• Requirement: Give every line from the entries that contains "name".

• Records for this task:
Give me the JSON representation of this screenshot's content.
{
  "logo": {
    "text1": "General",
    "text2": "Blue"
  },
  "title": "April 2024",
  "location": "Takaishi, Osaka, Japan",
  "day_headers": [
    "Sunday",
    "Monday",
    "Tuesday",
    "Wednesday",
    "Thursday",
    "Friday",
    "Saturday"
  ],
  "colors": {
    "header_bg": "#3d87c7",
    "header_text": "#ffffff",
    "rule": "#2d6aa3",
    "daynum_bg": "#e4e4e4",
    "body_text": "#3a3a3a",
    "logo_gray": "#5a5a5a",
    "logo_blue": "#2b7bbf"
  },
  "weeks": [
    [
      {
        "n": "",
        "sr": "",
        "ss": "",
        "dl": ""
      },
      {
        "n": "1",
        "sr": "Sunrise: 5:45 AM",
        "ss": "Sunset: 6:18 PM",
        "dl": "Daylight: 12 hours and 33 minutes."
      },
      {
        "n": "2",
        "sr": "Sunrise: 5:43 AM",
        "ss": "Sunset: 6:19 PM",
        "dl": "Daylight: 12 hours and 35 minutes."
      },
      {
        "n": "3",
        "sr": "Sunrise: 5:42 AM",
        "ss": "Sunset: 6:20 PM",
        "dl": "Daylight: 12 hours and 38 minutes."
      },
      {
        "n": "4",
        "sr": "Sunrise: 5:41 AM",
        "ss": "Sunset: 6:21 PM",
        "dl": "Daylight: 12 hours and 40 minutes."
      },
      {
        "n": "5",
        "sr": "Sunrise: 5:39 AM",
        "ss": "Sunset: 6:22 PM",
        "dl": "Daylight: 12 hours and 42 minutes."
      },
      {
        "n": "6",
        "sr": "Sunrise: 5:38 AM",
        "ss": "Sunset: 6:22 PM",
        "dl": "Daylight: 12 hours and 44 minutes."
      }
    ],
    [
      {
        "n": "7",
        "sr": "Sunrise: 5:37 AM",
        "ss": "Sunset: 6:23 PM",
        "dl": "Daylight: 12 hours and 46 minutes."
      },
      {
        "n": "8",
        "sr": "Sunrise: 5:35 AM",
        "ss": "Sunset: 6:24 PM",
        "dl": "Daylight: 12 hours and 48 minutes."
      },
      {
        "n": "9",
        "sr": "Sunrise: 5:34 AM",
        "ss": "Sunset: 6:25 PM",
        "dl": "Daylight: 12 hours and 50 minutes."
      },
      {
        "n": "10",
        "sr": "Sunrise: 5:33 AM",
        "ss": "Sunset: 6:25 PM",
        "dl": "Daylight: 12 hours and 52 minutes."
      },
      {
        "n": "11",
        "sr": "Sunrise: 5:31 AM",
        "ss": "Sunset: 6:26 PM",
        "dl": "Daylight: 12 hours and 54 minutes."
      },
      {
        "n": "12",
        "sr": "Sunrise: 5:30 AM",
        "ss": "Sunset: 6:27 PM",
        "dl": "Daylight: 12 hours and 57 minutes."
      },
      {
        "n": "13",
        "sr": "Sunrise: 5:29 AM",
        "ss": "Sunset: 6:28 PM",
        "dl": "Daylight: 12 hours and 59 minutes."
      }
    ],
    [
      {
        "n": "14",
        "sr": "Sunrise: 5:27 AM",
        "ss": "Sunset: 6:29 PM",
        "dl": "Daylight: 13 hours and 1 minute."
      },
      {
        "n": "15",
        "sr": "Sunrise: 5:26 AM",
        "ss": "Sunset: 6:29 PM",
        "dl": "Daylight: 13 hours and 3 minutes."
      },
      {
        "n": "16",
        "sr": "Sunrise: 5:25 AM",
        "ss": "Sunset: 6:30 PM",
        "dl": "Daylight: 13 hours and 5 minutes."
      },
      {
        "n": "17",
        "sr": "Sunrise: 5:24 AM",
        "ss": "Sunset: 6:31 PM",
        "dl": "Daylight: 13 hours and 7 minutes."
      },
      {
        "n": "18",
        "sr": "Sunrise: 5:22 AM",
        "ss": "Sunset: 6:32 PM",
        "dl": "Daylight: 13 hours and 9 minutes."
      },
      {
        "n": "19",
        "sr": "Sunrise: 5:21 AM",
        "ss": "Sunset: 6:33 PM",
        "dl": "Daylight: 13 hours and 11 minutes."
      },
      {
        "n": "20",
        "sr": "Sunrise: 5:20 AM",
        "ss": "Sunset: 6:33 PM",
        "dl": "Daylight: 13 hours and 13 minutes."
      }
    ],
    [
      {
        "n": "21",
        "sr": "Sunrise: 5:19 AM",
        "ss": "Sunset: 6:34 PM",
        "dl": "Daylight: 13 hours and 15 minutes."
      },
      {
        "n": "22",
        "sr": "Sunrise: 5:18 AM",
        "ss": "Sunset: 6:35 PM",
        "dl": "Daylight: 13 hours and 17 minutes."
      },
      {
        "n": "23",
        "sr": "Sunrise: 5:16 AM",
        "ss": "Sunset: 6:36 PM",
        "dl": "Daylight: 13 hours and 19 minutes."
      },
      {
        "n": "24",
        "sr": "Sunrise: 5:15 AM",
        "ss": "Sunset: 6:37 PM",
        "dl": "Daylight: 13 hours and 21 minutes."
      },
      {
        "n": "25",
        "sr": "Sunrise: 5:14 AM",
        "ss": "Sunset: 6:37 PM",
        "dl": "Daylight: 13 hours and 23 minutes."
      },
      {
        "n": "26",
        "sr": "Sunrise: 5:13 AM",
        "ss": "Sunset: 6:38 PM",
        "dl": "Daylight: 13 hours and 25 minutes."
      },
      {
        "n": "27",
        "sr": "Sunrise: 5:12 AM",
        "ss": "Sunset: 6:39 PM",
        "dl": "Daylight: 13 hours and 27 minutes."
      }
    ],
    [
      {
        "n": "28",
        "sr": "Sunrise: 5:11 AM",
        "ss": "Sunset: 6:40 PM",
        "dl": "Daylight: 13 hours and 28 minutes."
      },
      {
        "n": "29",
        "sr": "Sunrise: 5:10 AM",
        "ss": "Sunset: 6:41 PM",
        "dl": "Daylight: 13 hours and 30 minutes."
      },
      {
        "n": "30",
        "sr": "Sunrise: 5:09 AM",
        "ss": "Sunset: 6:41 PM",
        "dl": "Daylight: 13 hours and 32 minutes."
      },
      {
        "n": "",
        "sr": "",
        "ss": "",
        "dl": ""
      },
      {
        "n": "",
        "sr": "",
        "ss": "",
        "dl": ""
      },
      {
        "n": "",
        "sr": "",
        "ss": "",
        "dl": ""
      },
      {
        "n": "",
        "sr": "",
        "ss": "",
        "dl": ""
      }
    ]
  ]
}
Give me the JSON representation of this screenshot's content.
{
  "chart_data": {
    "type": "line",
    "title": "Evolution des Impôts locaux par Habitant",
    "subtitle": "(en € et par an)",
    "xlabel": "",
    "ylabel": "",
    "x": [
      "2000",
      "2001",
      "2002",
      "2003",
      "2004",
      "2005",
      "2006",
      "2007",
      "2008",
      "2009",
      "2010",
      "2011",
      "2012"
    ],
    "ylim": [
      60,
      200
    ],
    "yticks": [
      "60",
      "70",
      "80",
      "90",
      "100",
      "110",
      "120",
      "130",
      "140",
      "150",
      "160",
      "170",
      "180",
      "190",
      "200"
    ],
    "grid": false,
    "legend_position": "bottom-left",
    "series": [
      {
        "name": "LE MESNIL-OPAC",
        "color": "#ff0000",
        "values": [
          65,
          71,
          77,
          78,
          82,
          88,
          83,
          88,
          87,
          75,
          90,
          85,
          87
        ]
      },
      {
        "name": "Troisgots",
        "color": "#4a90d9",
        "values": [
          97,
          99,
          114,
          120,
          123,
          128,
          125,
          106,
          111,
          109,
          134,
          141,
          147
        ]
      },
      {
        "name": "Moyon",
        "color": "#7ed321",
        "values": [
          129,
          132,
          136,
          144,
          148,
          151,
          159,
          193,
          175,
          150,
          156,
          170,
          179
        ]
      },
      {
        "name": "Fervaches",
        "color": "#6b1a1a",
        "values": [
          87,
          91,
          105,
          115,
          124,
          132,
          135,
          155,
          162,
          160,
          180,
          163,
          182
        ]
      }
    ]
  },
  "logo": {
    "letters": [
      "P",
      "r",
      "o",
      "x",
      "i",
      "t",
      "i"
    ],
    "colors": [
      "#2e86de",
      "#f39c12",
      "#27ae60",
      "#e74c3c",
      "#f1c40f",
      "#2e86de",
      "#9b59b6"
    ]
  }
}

---

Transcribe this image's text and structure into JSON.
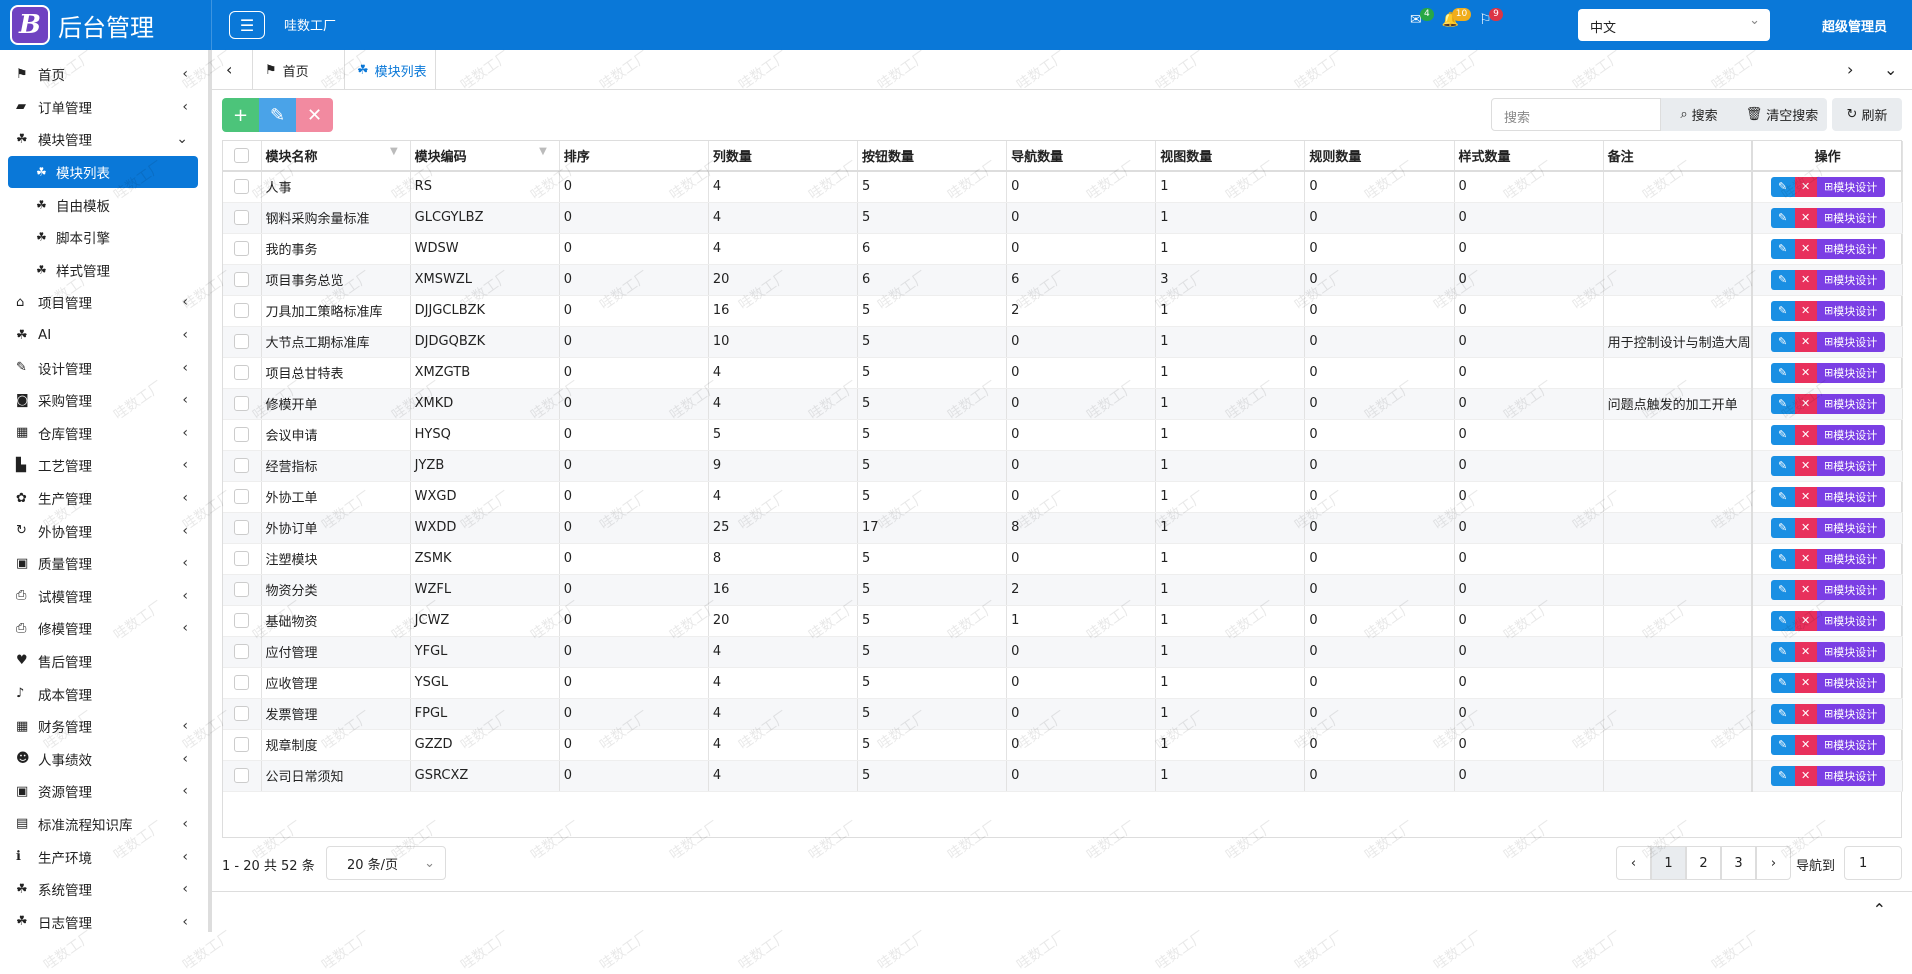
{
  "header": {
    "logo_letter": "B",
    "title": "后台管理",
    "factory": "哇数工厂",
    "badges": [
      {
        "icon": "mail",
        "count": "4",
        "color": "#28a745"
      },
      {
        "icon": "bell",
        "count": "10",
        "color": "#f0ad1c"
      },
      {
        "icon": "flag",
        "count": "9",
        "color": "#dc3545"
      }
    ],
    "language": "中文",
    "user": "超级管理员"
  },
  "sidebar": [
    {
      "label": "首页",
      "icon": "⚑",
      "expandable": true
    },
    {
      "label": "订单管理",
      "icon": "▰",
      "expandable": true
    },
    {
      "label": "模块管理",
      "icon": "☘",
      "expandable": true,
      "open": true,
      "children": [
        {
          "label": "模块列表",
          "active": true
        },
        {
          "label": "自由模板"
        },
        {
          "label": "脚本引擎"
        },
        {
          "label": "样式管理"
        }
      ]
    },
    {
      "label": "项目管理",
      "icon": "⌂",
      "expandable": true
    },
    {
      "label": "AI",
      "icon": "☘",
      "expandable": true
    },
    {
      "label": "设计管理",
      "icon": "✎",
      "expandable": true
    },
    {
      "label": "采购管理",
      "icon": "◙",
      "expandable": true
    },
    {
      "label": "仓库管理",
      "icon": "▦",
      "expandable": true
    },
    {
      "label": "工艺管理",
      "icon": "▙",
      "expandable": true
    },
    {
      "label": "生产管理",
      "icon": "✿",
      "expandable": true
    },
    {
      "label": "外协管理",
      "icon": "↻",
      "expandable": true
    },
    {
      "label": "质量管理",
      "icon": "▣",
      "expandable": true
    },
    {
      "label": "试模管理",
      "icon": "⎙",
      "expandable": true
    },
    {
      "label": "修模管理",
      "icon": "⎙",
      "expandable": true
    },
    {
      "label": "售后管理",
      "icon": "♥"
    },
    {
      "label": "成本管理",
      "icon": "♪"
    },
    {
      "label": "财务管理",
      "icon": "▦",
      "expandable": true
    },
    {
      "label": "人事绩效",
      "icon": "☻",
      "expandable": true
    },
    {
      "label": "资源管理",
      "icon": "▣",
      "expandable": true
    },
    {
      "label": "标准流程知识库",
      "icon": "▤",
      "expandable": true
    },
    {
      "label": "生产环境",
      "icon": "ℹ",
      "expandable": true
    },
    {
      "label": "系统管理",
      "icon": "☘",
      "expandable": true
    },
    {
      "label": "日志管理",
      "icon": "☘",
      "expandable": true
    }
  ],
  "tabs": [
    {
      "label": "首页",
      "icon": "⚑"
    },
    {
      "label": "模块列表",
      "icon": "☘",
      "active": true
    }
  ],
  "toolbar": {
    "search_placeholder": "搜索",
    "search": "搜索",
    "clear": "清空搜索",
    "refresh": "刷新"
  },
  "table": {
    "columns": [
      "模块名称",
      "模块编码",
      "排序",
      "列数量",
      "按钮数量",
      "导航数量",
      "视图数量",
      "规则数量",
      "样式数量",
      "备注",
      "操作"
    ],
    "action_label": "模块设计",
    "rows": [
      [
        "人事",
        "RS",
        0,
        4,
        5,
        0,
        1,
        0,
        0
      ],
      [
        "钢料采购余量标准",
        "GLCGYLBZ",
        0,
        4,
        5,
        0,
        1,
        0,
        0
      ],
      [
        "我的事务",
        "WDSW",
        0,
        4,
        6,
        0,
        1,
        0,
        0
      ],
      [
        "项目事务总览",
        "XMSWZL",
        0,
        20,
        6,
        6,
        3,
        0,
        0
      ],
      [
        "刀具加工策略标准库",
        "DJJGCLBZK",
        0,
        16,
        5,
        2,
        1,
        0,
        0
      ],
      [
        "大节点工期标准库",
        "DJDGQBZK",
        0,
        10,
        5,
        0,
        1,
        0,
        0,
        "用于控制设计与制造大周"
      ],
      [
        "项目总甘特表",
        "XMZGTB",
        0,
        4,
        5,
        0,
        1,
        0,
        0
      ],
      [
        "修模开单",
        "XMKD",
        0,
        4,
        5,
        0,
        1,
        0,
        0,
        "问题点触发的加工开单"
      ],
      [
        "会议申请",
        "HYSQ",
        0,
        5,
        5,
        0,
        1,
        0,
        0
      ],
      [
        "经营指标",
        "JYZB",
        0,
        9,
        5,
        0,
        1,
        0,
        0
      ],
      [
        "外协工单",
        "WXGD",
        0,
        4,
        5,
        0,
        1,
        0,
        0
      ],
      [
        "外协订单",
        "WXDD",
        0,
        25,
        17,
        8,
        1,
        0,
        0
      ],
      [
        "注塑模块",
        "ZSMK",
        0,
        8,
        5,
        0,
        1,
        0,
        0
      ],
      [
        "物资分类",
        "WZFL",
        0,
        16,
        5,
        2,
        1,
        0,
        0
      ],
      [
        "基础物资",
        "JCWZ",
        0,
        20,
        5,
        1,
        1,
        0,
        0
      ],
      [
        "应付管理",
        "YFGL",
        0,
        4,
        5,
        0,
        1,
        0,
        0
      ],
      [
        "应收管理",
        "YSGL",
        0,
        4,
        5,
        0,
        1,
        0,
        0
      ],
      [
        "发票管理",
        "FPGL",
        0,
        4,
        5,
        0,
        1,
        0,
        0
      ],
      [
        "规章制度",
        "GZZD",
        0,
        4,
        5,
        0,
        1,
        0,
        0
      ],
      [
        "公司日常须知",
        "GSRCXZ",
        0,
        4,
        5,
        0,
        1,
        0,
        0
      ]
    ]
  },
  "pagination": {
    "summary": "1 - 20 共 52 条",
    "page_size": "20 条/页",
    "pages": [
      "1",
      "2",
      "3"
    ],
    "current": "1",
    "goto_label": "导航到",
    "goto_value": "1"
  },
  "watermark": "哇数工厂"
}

--

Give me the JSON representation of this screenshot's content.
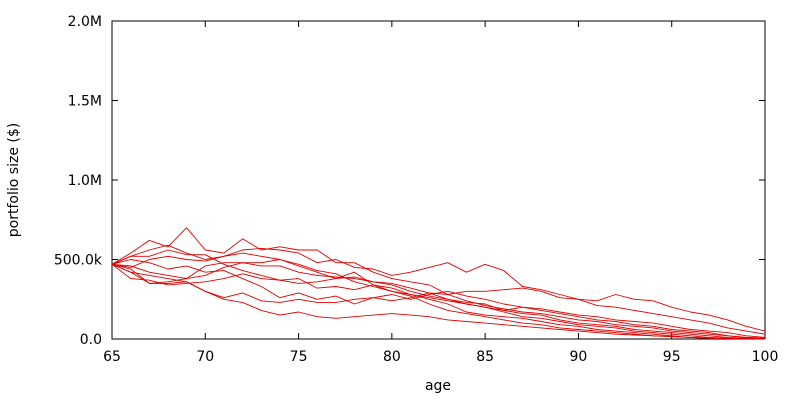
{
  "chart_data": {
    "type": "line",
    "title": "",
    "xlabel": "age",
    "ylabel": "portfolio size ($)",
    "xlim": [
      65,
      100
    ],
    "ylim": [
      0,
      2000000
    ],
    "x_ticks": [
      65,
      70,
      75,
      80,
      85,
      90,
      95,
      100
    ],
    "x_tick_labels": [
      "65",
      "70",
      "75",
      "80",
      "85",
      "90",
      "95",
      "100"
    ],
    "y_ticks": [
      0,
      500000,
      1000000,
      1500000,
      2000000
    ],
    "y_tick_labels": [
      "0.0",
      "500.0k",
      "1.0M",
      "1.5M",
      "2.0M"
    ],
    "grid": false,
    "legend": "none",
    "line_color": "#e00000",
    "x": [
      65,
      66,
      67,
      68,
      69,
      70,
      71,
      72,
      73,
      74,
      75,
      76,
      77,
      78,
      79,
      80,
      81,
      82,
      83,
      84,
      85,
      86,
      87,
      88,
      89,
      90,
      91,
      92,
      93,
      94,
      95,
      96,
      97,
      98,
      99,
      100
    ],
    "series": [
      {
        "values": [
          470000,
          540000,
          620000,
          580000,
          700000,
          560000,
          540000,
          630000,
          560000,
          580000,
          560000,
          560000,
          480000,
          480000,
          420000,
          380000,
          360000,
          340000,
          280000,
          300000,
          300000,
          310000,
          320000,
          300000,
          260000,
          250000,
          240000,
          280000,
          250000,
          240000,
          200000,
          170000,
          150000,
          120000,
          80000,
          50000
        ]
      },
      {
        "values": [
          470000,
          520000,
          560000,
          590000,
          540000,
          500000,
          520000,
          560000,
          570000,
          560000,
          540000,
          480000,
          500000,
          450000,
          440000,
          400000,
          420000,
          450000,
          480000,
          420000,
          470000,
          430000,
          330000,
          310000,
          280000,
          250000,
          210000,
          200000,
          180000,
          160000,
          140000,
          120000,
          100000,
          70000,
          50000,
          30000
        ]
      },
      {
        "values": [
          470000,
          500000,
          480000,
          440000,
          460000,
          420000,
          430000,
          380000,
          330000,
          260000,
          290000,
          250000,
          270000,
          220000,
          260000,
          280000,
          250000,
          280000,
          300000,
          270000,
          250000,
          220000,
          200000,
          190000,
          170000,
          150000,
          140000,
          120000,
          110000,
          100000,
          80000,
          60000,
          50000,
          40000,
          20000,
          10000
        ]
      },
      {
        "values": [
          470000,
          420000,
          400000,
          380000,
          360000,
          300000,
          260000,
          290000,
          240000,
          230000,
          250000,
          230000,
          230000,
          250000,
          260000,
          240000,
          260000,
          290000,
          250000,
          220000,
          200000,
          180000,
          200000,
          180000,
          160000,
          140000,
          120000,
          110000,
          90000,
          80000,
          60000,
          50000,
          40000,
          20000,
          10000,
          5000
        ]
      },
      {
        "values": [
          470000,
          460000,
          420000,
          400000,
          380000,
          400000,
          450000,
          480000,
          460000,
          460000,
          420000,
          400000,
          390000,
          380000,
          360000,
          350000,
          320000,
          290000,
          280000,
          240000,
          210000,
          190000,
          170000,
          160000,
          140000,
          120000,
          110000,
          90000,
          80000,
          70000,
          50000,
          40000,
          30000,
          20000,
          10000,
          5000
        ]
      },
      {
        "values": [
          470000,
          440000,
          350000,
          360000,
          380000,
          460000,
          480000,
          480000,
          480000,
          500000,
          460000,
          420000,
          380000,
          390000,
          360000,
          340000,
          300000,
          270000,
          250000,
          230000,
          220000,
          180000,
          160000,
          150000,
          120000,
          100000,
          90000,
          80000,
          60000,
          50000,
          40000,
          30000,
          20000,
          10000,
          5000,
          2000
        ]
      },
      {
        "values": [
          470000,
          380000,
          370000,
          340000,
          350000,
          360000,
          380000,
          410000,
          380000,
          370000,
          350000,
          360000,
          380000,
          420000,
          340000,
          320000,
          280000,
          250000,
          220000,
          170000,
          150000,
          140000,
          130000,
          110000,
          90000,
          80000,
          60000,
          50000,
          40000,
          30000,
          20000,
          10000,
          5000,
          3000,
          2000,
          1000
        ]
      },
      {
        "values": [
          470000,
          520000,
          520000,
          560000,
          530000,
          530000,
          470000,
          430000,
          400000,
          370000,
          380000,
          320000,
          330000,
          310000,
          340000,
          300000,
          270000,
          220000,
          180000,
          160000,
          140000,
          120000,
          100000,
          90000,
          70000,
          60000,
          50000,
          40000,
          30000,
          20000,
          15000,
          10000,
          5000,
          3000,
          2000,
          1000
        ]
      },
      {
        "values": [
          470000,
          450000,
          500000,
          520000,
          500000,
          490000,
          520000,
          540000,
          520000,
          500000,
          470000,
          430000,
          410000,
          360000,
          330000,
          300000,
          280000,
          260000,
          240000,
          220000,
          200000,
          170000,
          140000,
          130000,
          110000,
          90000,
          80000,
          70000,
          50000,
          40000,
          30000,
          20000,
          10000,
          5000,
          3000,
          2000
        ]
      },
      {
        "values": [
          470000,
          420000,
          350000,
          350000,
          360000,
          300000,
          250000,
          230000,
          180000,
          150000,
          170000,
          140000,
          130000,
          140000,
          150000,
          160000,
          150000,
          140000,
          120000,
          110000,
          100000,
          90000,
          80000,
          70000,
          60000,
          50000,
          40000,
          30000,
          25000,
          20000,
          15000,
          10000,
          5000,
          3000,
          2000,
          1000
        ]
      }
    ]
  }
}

• Full solution:
        "name": "LE MESNIL-OPAC",
        "name": "Troisgots",
        "name": "Moyon",
        "name": "Fervaches",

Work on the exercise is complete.